-- PROBLEM --
Can you output the records below exactly as they are written?

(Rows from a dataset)
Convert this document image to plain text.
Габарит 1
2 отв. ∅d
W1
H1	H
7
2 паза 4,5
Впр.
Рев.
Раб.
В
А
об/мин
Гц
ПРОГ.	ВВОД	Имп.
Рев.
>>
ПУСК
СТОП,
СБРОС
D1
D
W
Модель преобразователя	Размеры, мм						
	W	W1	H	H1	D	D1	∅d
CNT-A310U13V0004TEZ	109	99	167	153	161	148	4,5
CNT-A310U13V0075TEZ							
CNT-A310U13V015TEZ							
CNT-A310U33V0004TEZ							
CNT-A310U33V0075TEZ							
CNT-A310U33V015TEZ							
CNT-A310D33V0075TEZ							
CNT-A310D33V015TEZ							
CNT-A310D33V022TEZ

-- RESPONSE TO THIS EXERCISE --
Convert this document image to plain text.
Габарит 1
2 отв. ∅d
W1
H1	H
7
2 паза 4,5
Впр.
Рев.
Раб.
В
А
об/мин
Гц
ПРОГ.	ВВОД	Имп.
Рев.
>>
ПУСК
СТОП,
СБРОС
D1
D
W
Модель преобразователя	Размеры, мм						
	W	W1	H	H1	D	D1	∅d
CNT-A310U13V0004TEZ	109	99	167	153	161	148	4,5
CNT-A310U13V0075TEZ							
CNT-A310U13V015TEZ							
CNT-A310U33V0004TEZ							
CNT-A310U33V0075TEZ							
CNT-A310U33V015TEZ							
CNT-A310D33V0075TEZ							
CNT-A310D33V015TEZ							
CNT-A310D33V022TEZ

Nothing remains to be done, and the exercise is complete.